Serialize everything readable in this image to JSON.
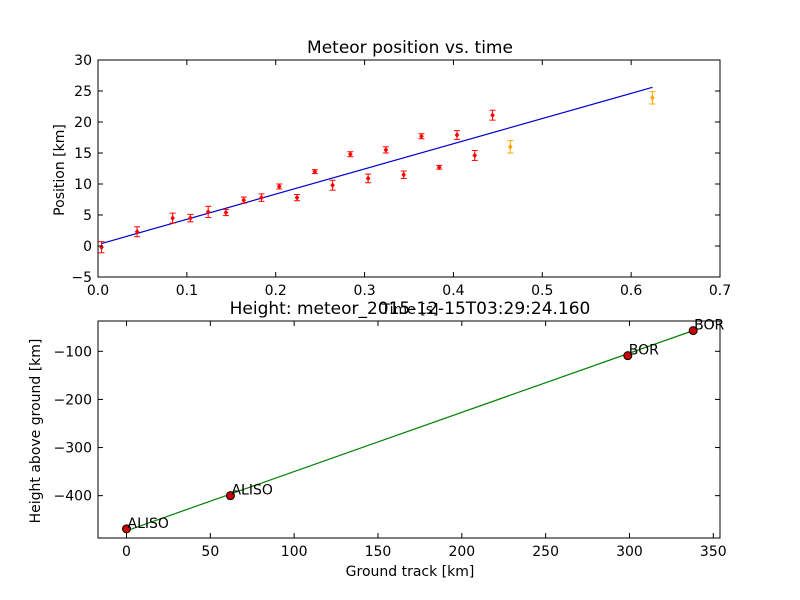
{
  "chart_data": [
    {
      "type": "scatter",
      "title": "Meteor position vs. time",
      "xlabel": "Time [s]",
      "ylabel": "Position [km]",
      "xlim": [
        0.0,
        0.7
      ],
      "ylim": [
        -5,
        30
      ],
      "xticks": [
        "0.0",
        "0.1",
        "0.2",
        "0.3",
        "0.4",
        "0.5",
        "0.6",
        "0.7"
      ],
      "yticks": [
        "−5",
        "0",
        "5",
        "10",
        "15",
        "20",
        "25",
        "30"
      ],
      "colors": {
        "points": "#ff0000",
        "alt_points": "#ffa500",
        "fit": "#0000cc",
        "errorbar": "#ff0000"
      },
      "series": [
        {
          "kind": "points",
          "color": "#ff0000",
          "x": [
            0.004,
            0.044,
            0.084,
            0.104,
            0.124,
            0.144,
            0.164,
            0.184,
            0.204,
            0.224,
            0.244,
            0.264,
            0.284,
            0.304,
            0.324,
            0.344,
            0.364,
            0.384,
            0.404,
            0.424,
            0.444
          ],
          "y": [
            -0.2,
            2.3,
            4.5,
            4.5,
            5.5,
            5.4,
            7.4,
            7.8,
            9.6,
            7.8,
            12.0,
            9.8,
            14.8,
            10.9,
            15.5,
            11.5,
            17.7,
            12.7,
            17.9,
            14.6,
            21.1
          ],
          "err": [
            0.9,
            0.8,
            0.8,
            0.6,
            0.9,
            0.5,
            0.5,
            0.6,
            0.4,
            0.5,
            0.3,
            0.8,
            0.4,
            0.7,
            0.5,
            0.6,
            0.4,
            0.3,
            0.7,
            0.8,
            0.8
          ]
        },
        {
          "kind": "points",
          "color": "#ffa500",
          "x": [
            0.464,
            0.624
          ],
          "y": [
            16.0,
            23.9
          ],
          "err": [
            1.0,
            1.0
          ]
        },
        {
          "kind": "fit-line",
          "color": "#0000cc",
          "x": [
            0.004,
            0.624
          ],
          "y": [
            0.4,
            25.6
          ]
        }
      ]
    },
    {
      "type": "line",
      "title": "Height: meteor_2015-12-15T03:29:24.160",
      "xlabel": "Ground track [km]",
      "ylabel": "Height above ground [km]",
      "xlim": [
        -17,
        354
      ],
      "ylim": [
        -488,
        -37
      ],
      "xticks": [
        "0",
        "50",
        "100",
        "150",
        "200",
        "250",
        "300",
        "350"
      ],
      "yticks": [
        "−100",
        "−200",
        "−300",
        "−400"
      ],
      "colors": {
        "line": "#008000",
        "marker": "#cc0000"
      },
      "line": {
        "x": [
          0,
          338
        ],
        "y": [
          -473,
          -57
        ]
      },
      "points": [
        {
          "x": 0,
          "y": -469,
          "label": "ALISO"
        },
        {
          "x": 62,
          "y": -400,
          "label": "ALISO"
        },
        {
          "x": 299,
          "y": -109,
          "label": "BOR"
        },
        {
          "x": 338,
          "y": -57,
          "label": "BOR"
        }
      ]
    }
  ]
}
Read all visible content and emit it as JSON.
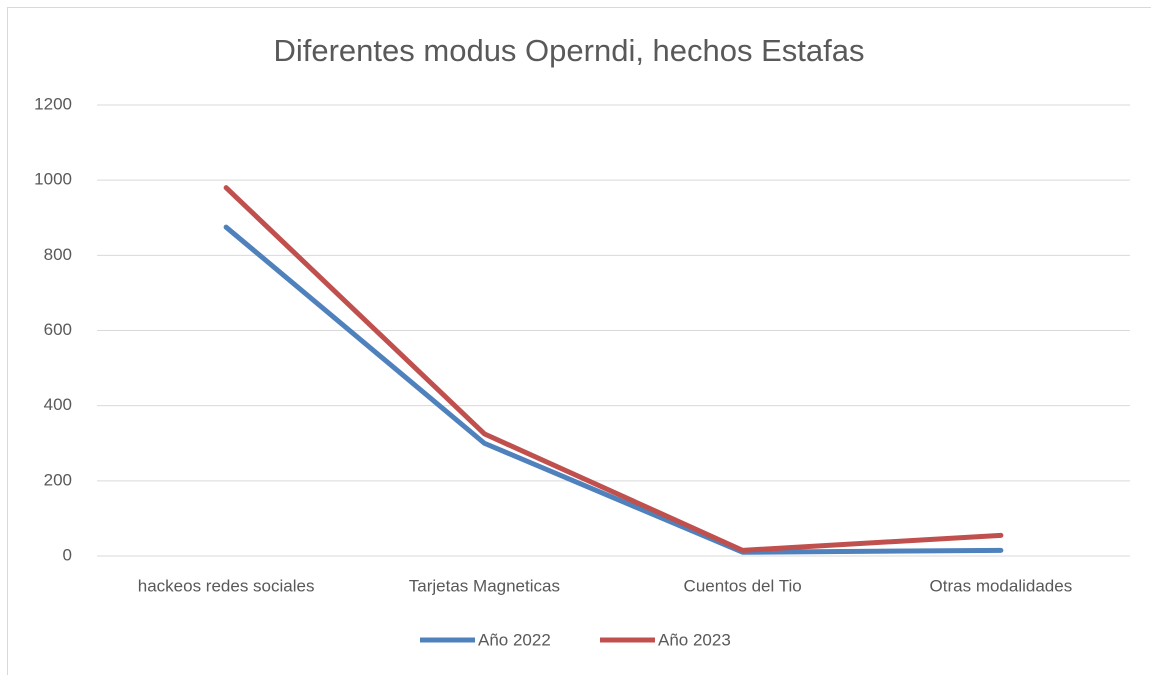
{
  "chart_data": {
    "type": "line",
    "title": "Diferentes modus Operndi, hechos Estafas",
    "categories": [
      "hackeos redes sociales",
      "Tarjetas Magneticas",
      "Cuentos del Tio",
      "Otras modalidades"
    ],
    "series": [
      {
        "name": "Año 2022",
        "color": "#4f81bd",
        "values": [
          875,
          300,
          10,
          15
        ]
      },
      {
        "name": "Año 2023",
        "color": "#c0504d",
        "values": [
          980,
          325,
          15,
          55
        ]
      }
    ],
    "ylim": [
      0,
      1200
    ],
    "yticks": [
      0,
      200,
      400,
      600,
      800,
      1000,
      1200
    ],
    "grid": true,
    "legend": "bottom"
  }
}
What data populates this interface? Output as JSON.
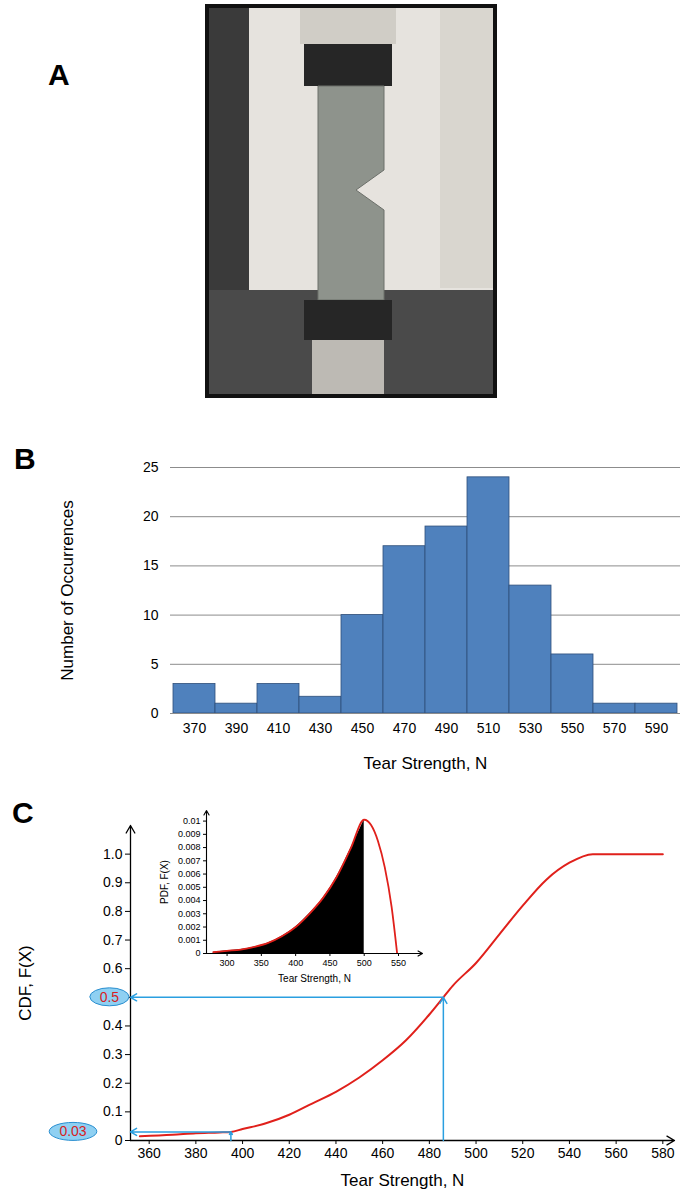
{
  "chart_data": [
    {
      "type": "image",
      "panel_label": "A"
    },
    {
      "type": "bar",
      "panel_label": "B",
      "categories": [
        "370",
        "390",
        "410",
        "430",
        "450",
        "470",
        "490",
        "510",
        "530",
        "550",
        "570",
        "590"
      ],
      "values": [
        3,
        1,
        3,
        1.7,
        10,
        17,
        19,
        24,
        13,
        6,
        1,
        1
      ],
      "color": "#4f81bd",
      "xlabel": "Tear Strength, N",
      "ylabel": "Number of Occurrences",
      "ylim": [
        0,
        25
      ],
      "yticks": [
        0,
        5,
        10,
        15,
        20,
        25
      ],
      "grid": true
    },
    {
      "type": "line",
      "panel_label": "C",
      "x": [
        356,
        370,
        380,
        390,
        395,
        400,
        410,
        420,
        430,
        440,
        450,
        460,
        470,
        480,
        486,
        490,
        500,
        510,
        520,
        530,
        540,
        550,
        560,
        570,
        580
      ],
      "values": [
        0.015,
        0.02,
        0.025,
        0.028,
        0.03,
        0.04,
        0.06,
        0.09,
        0.13,
        0.17,
        0.22,
        0.28,
        0.35,
        0.44,
        0.5,
        0.54,
        0.62,
        0.72,
        0.82,
        0.91,
        0.97,
        1.0,
        1.0,
        1.0,
        1.0
      ],
      "color": "#e0201b",
      "xlabel": "Tear Strength, N",
      "ylabel": "CDF, F(X)",
      "xlim": [
        352,
        585
      ],
      "xticks": [
        360,
        380,
        400,
        420,
        440,
        460,
        480,
        500,
        520,
        540,
        560,
        580
      ],
      "ylim": [
        0,
        1.1
      ],
      "yticks": [
        0,
        0.1,
        0.2,
        0.3,
        0.4,
        0.5,
        0.6,
        0.7,
        0.8,
        0.9,
        {
          "value": 1,
          "label": "1.0"
        }
      ],
      "annotations": [
        {
          "x": 486,
          "y": 0.5,
          "label": "0.5"
        },
        {
          "x": 395,
          "y": 0.03,
          "label": "0.03"
        }
      ],
      "inset": {
        "type": "line",
        "x": [
          280,
          300,
          320,
          340,
          360,
          380,
          400,
          420,
          440,
          460,
          480,
          500,
          510,
          520,
          530,
          540,
          548
        ],
        "values": [
          0.0001,
          0.0002,
          0.0003,
          0.0005,
          0.0008,
          0.0013,
          0.002,
          0.003,
          0.0042,
          0.0058,
          0.0079,
          0.0101,
          0.0097,
          0.0085,
          0.0065,
          0.0035,
          0
        ],
        "color": "#e0201b",
        "shaded_until": 500,
        "xlabel": "Tear Strength, N",
        "ylabel": "PDF, F(X)",
        "xlim": [
          270,
          585
        ],
        "xticks": [
          300,
          350,
          400,
          450,
          500,
          550
        ],
        "ylim": [
          0,
          0.0108
        ],
        "yticks": [
          0,
          0.001,
          0.002,
          0.003,
          0.004,
          0.005,
          0.006,
          0.007,
          0.008,
          0.009,
          0.01
        ]
      }
    }
  ]
}
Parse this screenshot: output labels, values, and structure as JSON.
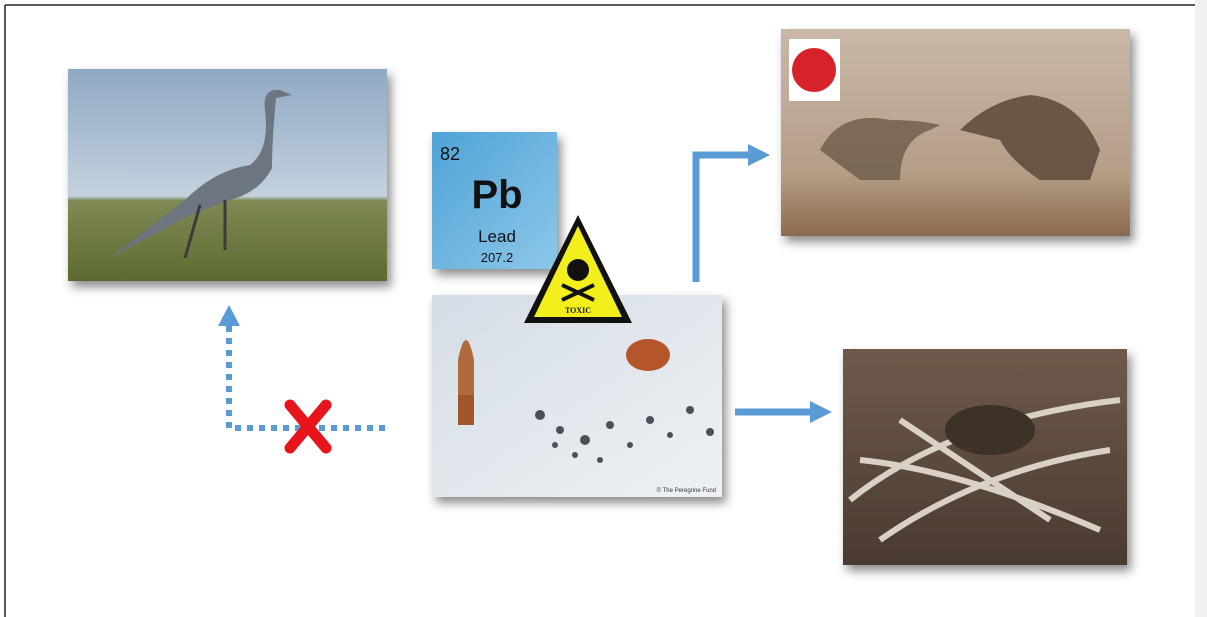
{
  "element_tile": {
    "atomic_number": 82,
    "symbol": "Pb",
    "name": "Lead",
    "atomic_mass": 207.2
  },
  "warning_sign": {
    "label": "TOXIC"
  },
  "bullet_photo": {
    "credit": "© The Peregrine Fund"
  }
}
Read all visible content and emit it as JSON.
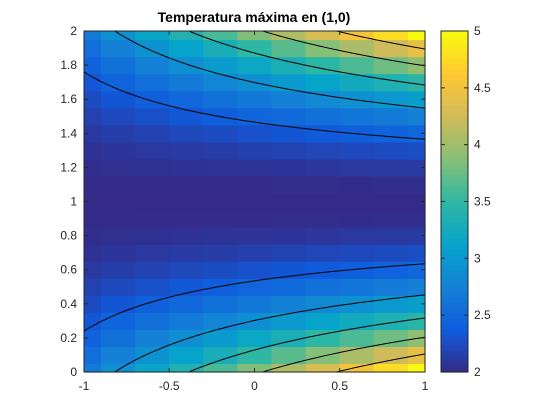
{
  "chart_data": {
    "type": "heatmap",
    "title": "Temperatura máxima en (1,0)",
    "xlabel": "",
    "ylabel": "",
    "xlim": [
      -1,
      1
    ],
    "ylim": [
      0,
      2
    ],
    "x_ticks": [
      "-1",
      "-0.5",
      "0",
      "0.5",
      "1"
    ],
    "y_ticks": [
      "0",
      "0.2",
      "0.4",
      "0.6",
      "0.8",
      "1",
      "1.2",
      "1.4",
      "1.6",
      "1.8",
      "2"
    ],
    "colorbar": {
      "range": [
        2,
        5
      ],
      "ticks": [
        "2",
        "2.5",
        "3",
        "3.5",
        "4",
        "4.5",
        "5"
      ],
      "colormap": "parula"
    },
    "grid": {
      "nx": 11,
      "ny": 21,
      "x_range": [
        -1,
        1
      ],
      "y_range": [
        0,
        2
      ],
      "value_model": "v = 2 + 3 * |y - 1|^2 * (x + 1.6) / 2.6"
    },
    "contour_levels": [
      2.4,
      2.9,
      3.4,
      3.9,
      4.4
    ],
    "contour_color": "#000000",
    "colors": {
      "parula_stops": [
        "#352A87",
        "#0F5CDD",
        "#1481D6",
        "#06A4CA",
        "#2EB7A4",
        "#87BF77",
        "#D1BB59",
        "#FEC832",
        "#F9FB0E"
      ]
    }
  }
}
******
◆ **AIM OF THE TASK**:
Everything from the line containing "Parse this screenshot: output" to the last line of the listing above must be reproduced exactly, with no pictures included.

◆ **TASK RESULT**:
Parse this screenshot: output labels, values, and structure as JSON.
{
  "element_tile": {
    "atomic_number": 82,
    "symbol": "Pb",
    "name": "Lead",
    "atomic_mass": 207.2
  },
  "warning_sign": {
    "label": "TOXIC"
  },
  "bullet_photo": {
    "credit": "© The Peregrine Fund"
  }
}
Read all visible content and emit it as JSON.
{
  "chart_data": {
    "type": "heatmap",
    "title": "Temperatura máxima en (1,0)",
    "xlabel": "",
    "ylabel": "",
    "xlim": [
      -1,
      1
    ],
    "ylim": [
      0,
      2
    ],
    "x_ticks": [
      "-1",
      "-0.5",
      "0",
      "0.5",
      "1"
    ],
    "y_ticks": [
      "0",
      "0.2",
      "0.4",
      "0.6",
      "0.8",
      "1",
      "1.2",
      "1.4",
      "1.6",
      "1.8",
      "2"
    ],
    "colorbar": {
      "range": [
        2,
        5
      ],
      "ticks": [
        "2",
        "2.5",
        "3",
        "3.5",
        "4",
        "4.5",
        "5"
      ],
      "colormap": "parula"
    },
    "grid": {
      "nx": 11,
      "ny": 21,
      "x_range": [
        -1,
        1
      ],
      "y_range": [
        0,
        2
      ],
      "value_model": "v = 2 + 3 * |y - 1|^2 * (x + 1.6) / 2.6"
    },
    "contour_levels": [
      2.4,
      2.9,
      3.4,
      3.9,
      4.4
    ],
    "contour_color": "#000000",
    "colors": {
      "parula_stops": [
        "#352A87",
        "#0F5CDD",
        "#1481D6",
        "#06A4CA",
        "#2EB7A4",
        "#87BF77",
        "#D1BB59",
        "#FEC832",
        "#F9FB0E"
      ]
    }
  }
}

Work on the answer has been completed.